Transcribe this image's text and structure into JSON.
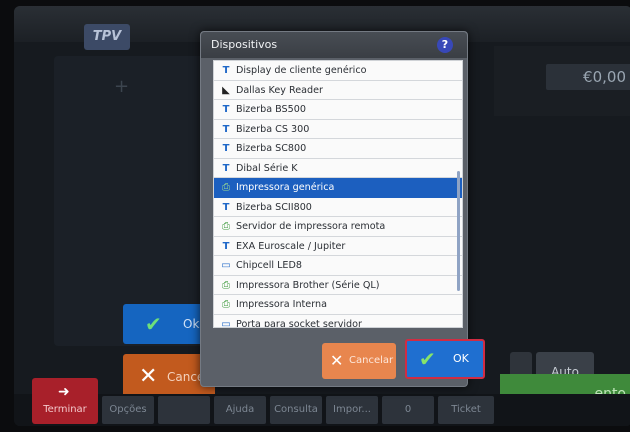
{
  "dialog": {
    "title": "Dispositivos",
    "help_label": "?",
    "cancel_label": "Cancelar",
    "ok_label": "OK",
    "selected_index": 6,
    "items": [
      {
        "label": "Display de cliente genérico",
        "icon": "scale-icon"
      },
      {
        "label": "Dallas Key Reader",
        "icon": "key-icon"
      },
      {
        "label": "Bizerba BS500",
        "icon": "scale-icon"
      },
      {
        "label": "Bizerba CS 300",
        "icon": "scale-icon"
      },
      {
        "label": "Bizerba SC800",
        "icon": "scale-icon"
      },
      {
        "label": "Dibal Série K",
        "icon": "scale-icon"
      },
      {
        "label": "Impressora genérica",
        "icon": "printer-icon"
      },
      {
        "label": "Bizerba SCII800",
        "icon": "scale-icon"
      },
      {
        "label": "Servidor de impressora remota",
        "icon": "printer-icon"
      },
      {
        "label": "EXA Euroscale / Jupiter",
        "icon": "scale-icon"
      },
      {
        "label": "Chipcell LED8",
        "icon": "monitor-icon"
      },
      {
        "label": "Impressora Brother (Série QL)",
        "icon": "printer-icon"
      },
      {
        "label": "Impressora Interna",
        "icon": "printer-icon"
      },
      {
        "label": "Porta para socket servidor",
        "icon": "monitor-icon"
      }
    ]
  },
  "background": {
    "logo": "TPV",
    "amount": "€0,00",
    "ok_label": "Ok",
    "cancel_label": "Cancelar",
    "auto_label": "Auto",
    "terminate_label": "Terminar",
    "green_label": "ento",
    "bottom_tabs": [
      "Opções",
      "",
      "Ajuda",
      "Consulta",
      "Impor...",
      "0",
      "Ticket"
    ]
  },
  "colors": {
    "selection": "#1c5fbf",
    "ok_button": "#1f6fd0",
    "cancel_button": "#e8864e",
    "terminate_button": "#a8202a"
  }
}
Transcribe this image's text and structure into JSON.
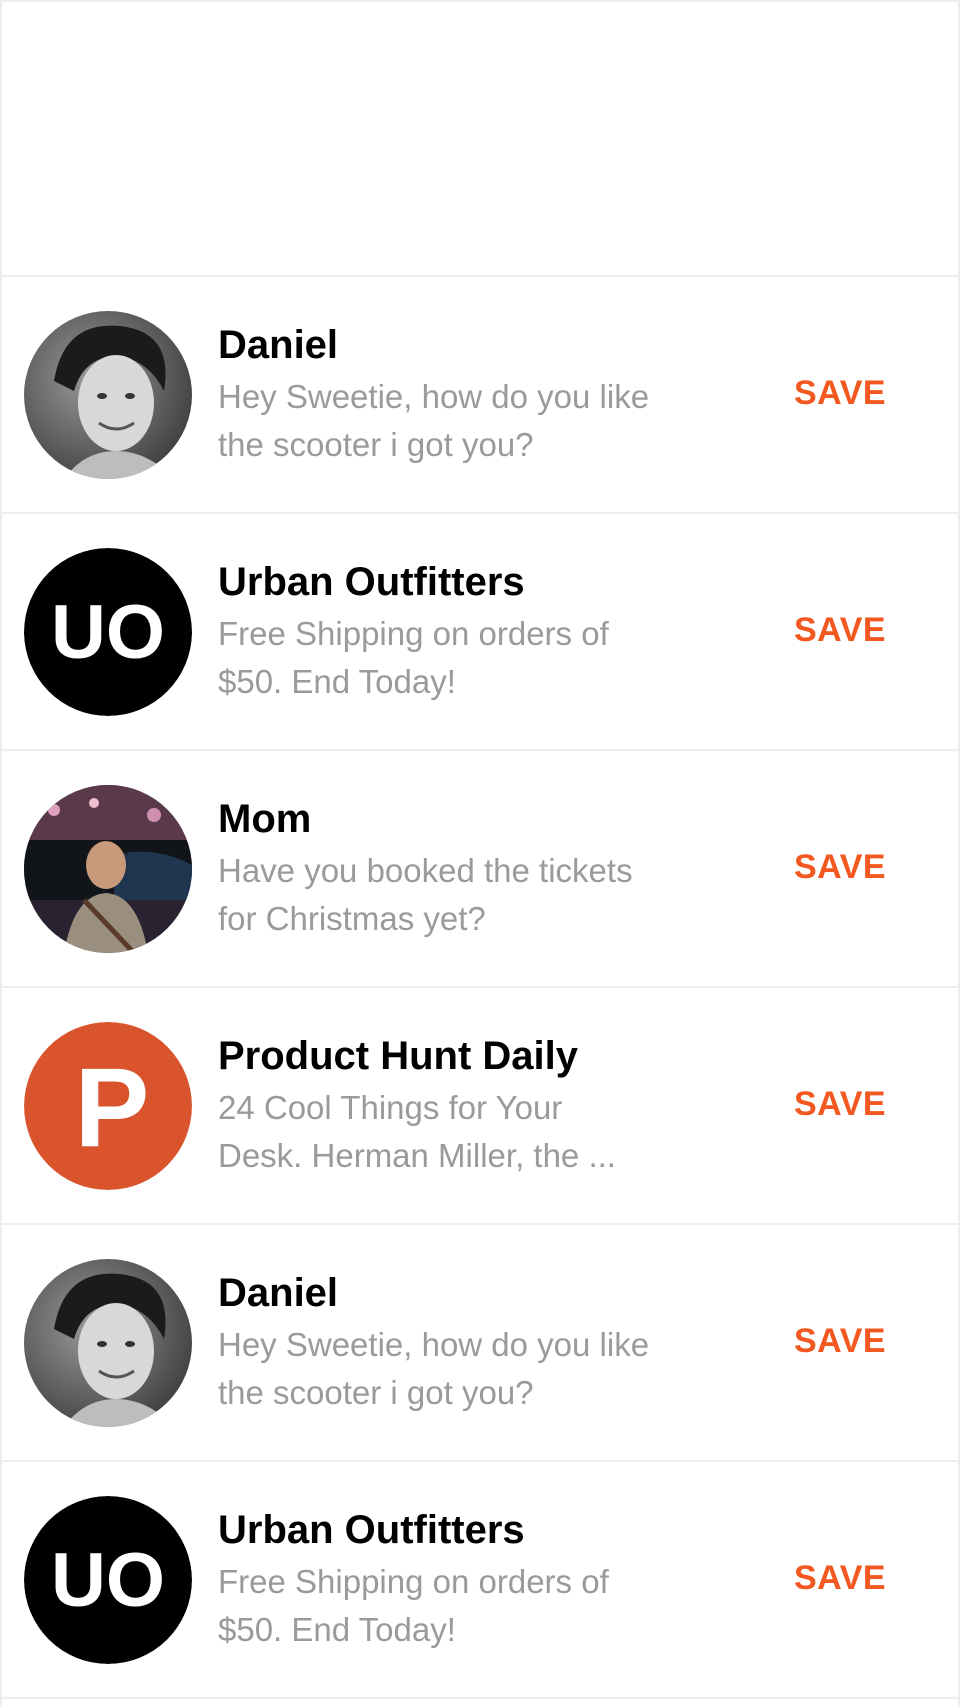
{
  "messages": [
    {
      "sender": "Daniel",
      "preview_line1": "Hey Sweetie, how do you like",
      "preview_line2": "the scooter i got you?",
      "action": "SAVE",
      "avatar": "photo-daniel"
    },
    {
      "sender": "Urban Outfitters",
      "preview_line1": "Free Shipping on orders of",
      "preview_line2": "$50. End Today!",
      "action": "SAVE",
      "avatar": "logo-uo",
      "logo_text": "UO"
    },
    {
      "sender": "Mom",
      "preview_line1": "Have you booked the tickets",
      "preview_line2": "for Christmas yet?",
      "action": "SAVE",
      "avatar": "photo-mom"
    },
    {
      "sender": "Product Hunt Daily",
      "preview_line1": "24 Cool Things for Your",
      "preview_line2": "Desk. Herman Miller, the ...",
      "action": "SAVE",
      "avatar": "logo-producthunt",
      "logo_text": "P"
    },
    {
      "sender": "Daniel",
      "preview_line1": "Hey Sweetie, how do you like",
      "preview_line2": "the scooter i got you?",
      "action": "SAVE",
      "avatar": "photo-daniel"
    },
    {
      "sender": "Urban Outfitters",
      "preview_line1": "Free Shipping on orders of",
      "preview_line2": "$50. End Today!",
      "action": "SAVE",
      "avatar": "logo-uo",
      "logo_text": "UO"
    }
  ],
  "colors": {
    "accent": "#f2581f",
    "sender_text": "#000000",
    "preview_text": "#9a9a9a",
    "divider": "#eeeeee",
    "producthunt": "#d9532c",
    "uo_background": "#000000"
  }
}
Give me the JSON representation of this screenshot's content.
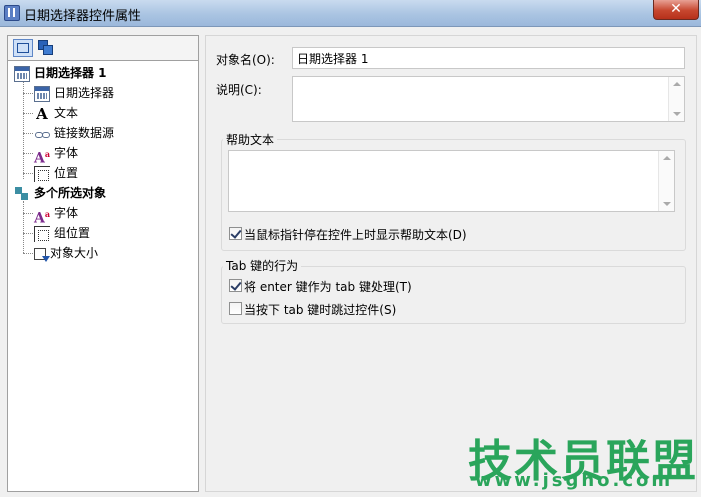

→ **WRITTEN REQUEST**: Filter the records above and return every line that holds the word "producthunt".

→ **SOLUTION TO THIS PROBLEM**:
      "avatar": "logo-producthunt",
    "producthunt": "#d9532c",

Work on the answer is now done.